What is expected: List every line in this data where the string "photo" occurs.

Supplied material:

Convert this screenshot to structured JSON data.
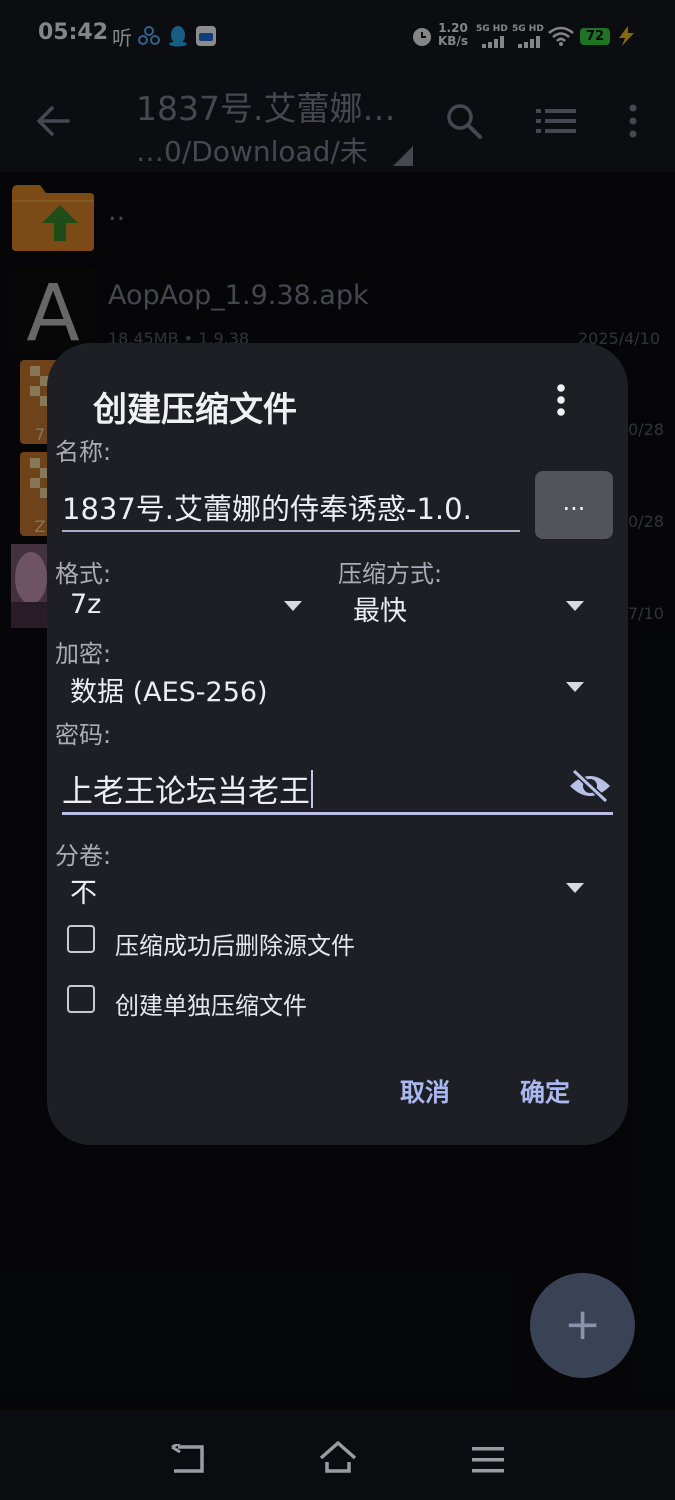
{
  "status_bar": {
    "time": "05:42",
    "ting_label": "听",
    "speed_value": "1.20",
    "speed_unit": "KB/s",
    "sim1": "5G HD",
    "sim2": "5G HD",
    "battery": "72"
  },
  "app_bar": {
    "title": "1837号.艾蕾娜…",
    "subtitle": "…0/Download/未"
  },
  "files": [
    {
      "name": "..",
      "meta": "",
      "date": ""
    },
    {
      "name": "AopAop_1.9.38.apk",
      "meta": "18.45MB  • 1.9.38",
      "date": "2025/4/10"
    },
    {
      "name": "",
      "meta": "",
      "date": "0/28",
      "icon_letter": "7"
    },
    {
      "name": "",
      "meta": "",
      "date": "0/28",
      "icon_letter": "Z"
    },
    {
      "name": "",
      "meta": "",
      "date": "7/10"
    }
  ],
  "dialog": {
    "title": "创建压缩文件",
    "name_label": "名称:",
    "name_value": "1837号.艾蕾娜的侍奉诱惑-1.0.",
    "browse_label": "...",
    "format_label": "格式:",
    "format_value": "7z",
    "method_label": "压缩方式:",
    "method_value": "最快",
    "encryption_label": "加密:",
    "encryption_value": "数据 (AES-256)",
    "password_label": "密码:",
    "password_value": "上老王论坛当老王",
    "split_label": "分卷:",
    "split_value": "不",
    "delete_source_label": "压缩成功后删除源文件",
    "delete_source_checked": false,
    "separate_archive_label": "创建单独压缩文件",
    "separate_archive_checked": false,
    "cancel_label": "取消",
    "ok_label": "确定"
  },
  "fab": {
    "symbol": "+"
  },
  "colors": {
    "dialog_bg": "#1d1f24",
    "accent_text": "#a9b8f0",
    "folder_orange": "#e0892a",
    "up_arrow_green": "#3a8a2e",
    "battery_green": "#3ad14a"
  }
}
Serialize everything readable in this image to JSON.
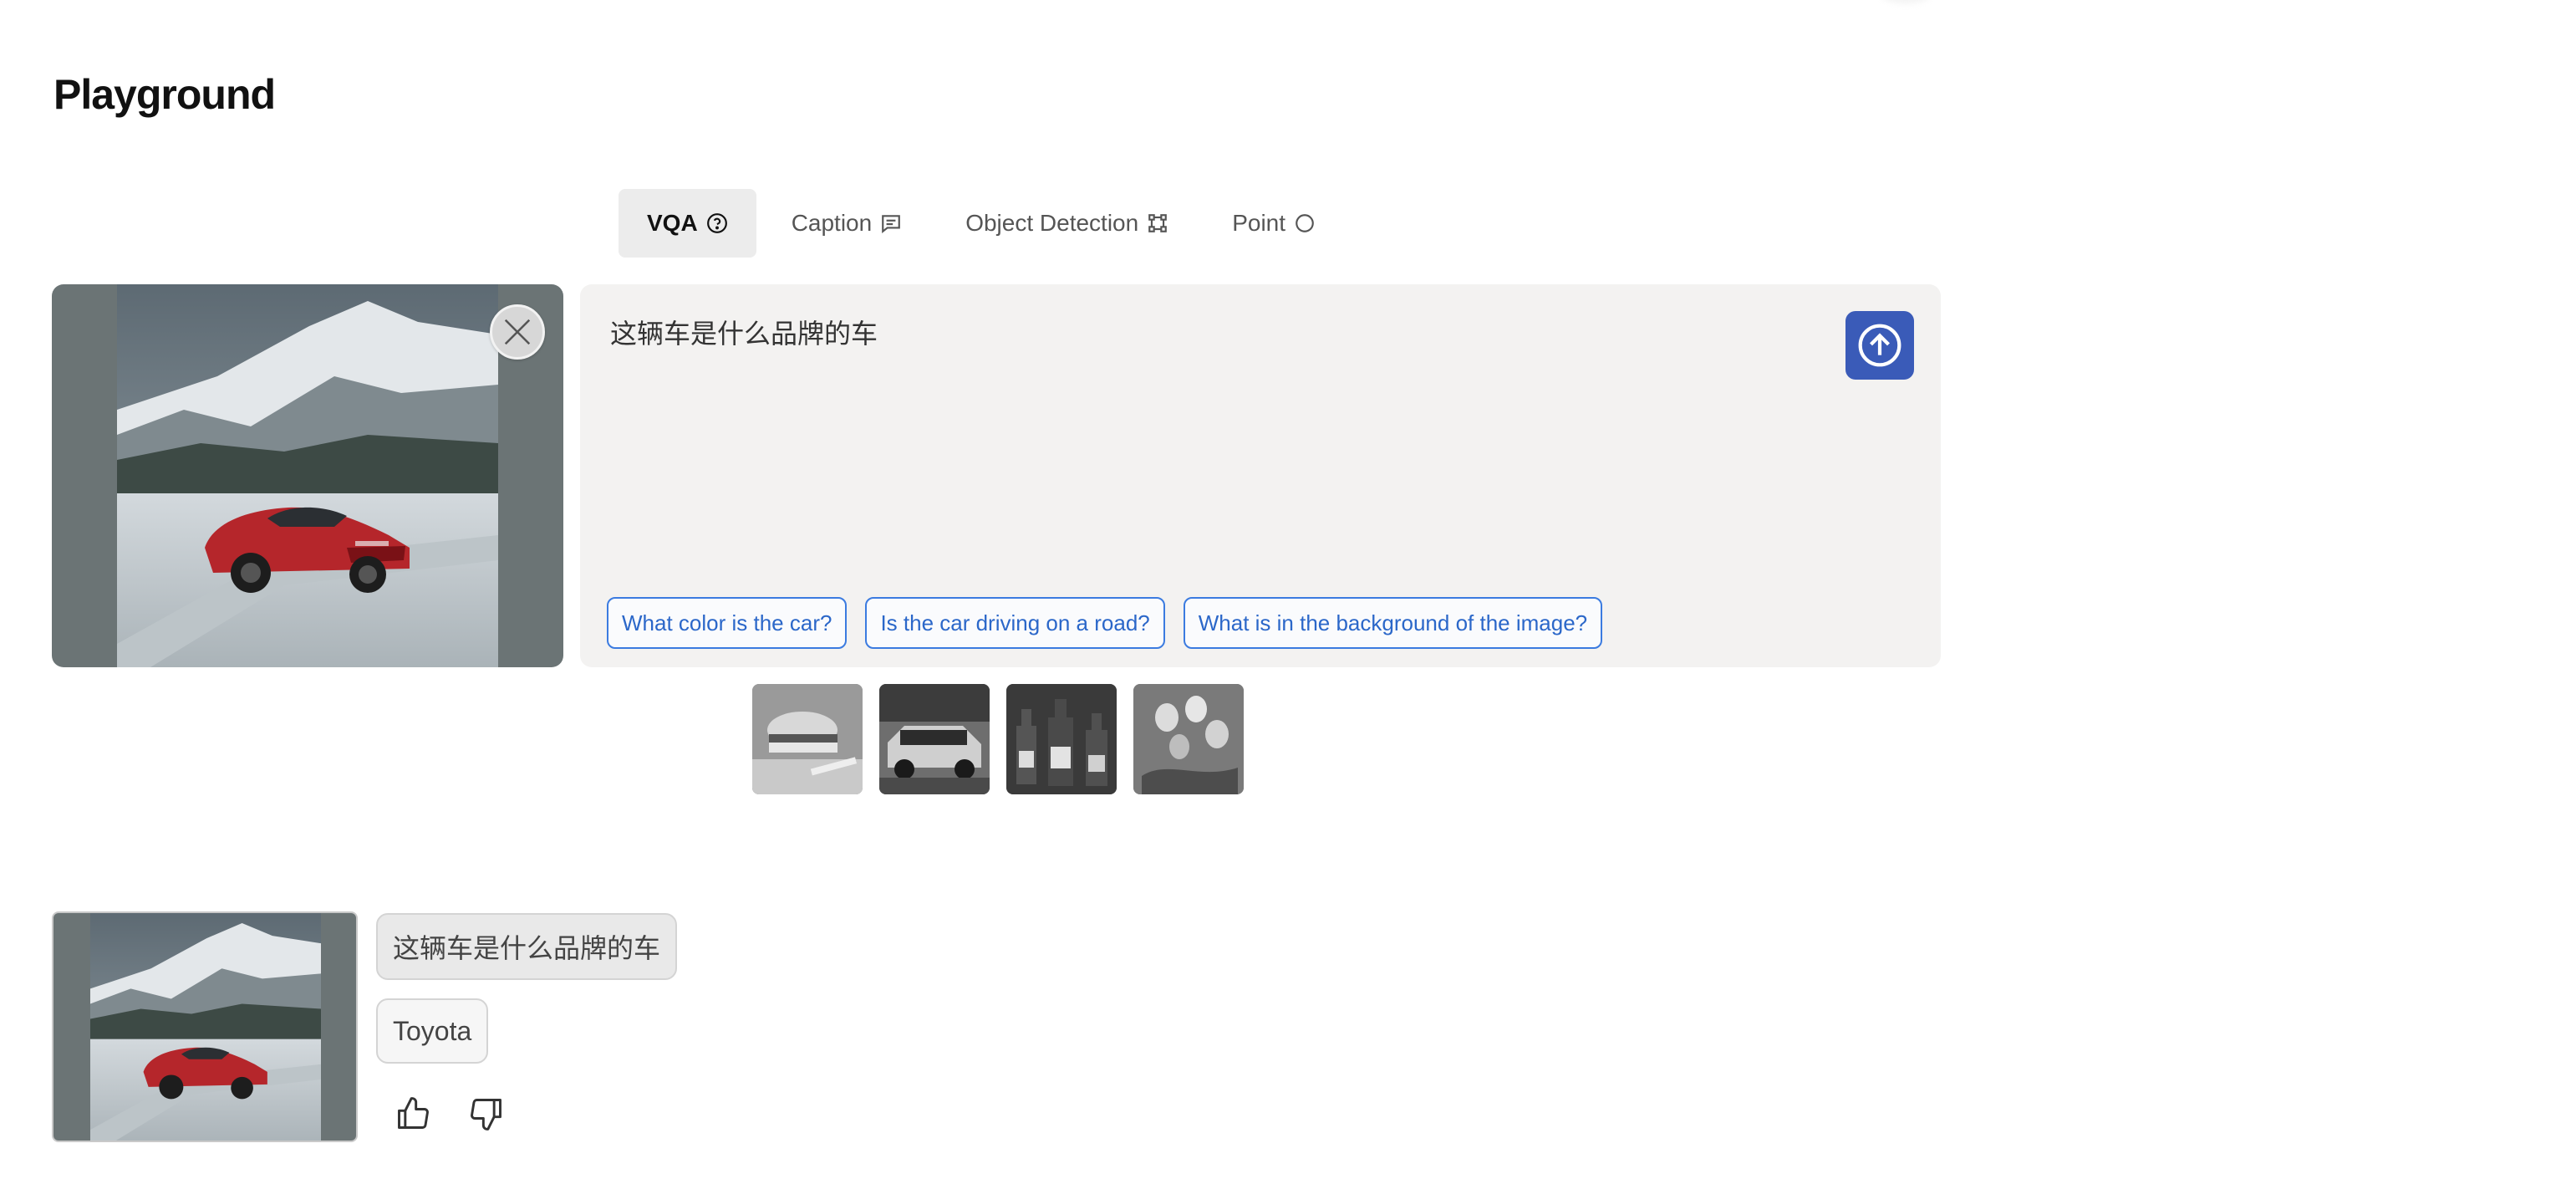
{
  "page": {
    "title": "Playground"
  },
  "tabs": [
    {
      "label": "VQA",
      "icon": "question-circle-icon",
      "active": true
    },
    {
      "label": "Caption",
      "icon": "message-square-icon",
      "active": false
    },
    {
      "label": "Object Detection",
      "icon": "bounding-box-icon",
      "active": false
    },
    {
      "label": "Point",
      "icon": "circle-icon",
      "active": false
    }
  ],
  "input": {
    "query": "这辆车是什么品牌的车",
    "send_icon": "arrow-up-circle-icon",
    "close_icon": "close-icon"
  },
  "suggestions": [
    "What color is the car?",
    "Is the car driving on a road?",
    "What is in the background of the image?"
  ],
  "samples": [
    {
      "icon": "burger-photo"
    },
    {
      "icon": "car-photo"
    },
    {
      "icon": "bottles-photo"
    },
    {
      "icon": "eggs-photo"
    }
  ],
  "history": {
    "question": "这辆车是什么品牌的车",
    "answer": "Toyota",
    "like_icon": "thumbs-up-icon",
    "dislike_icon": "thumbs-down-icon"
  },
  "colors": {
    "accent": "#3a5bb8",
    "chip_border": "#3b7be0",
    "panel_bg": "#f3f2f1",
    "active_tab_bg": "#ececec"
  }
}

Written reply:
      "icon": "burger-photo"
      "icon": "car-photo"
      "icon": "bottles-photo"
      "icon": "eggs-photo"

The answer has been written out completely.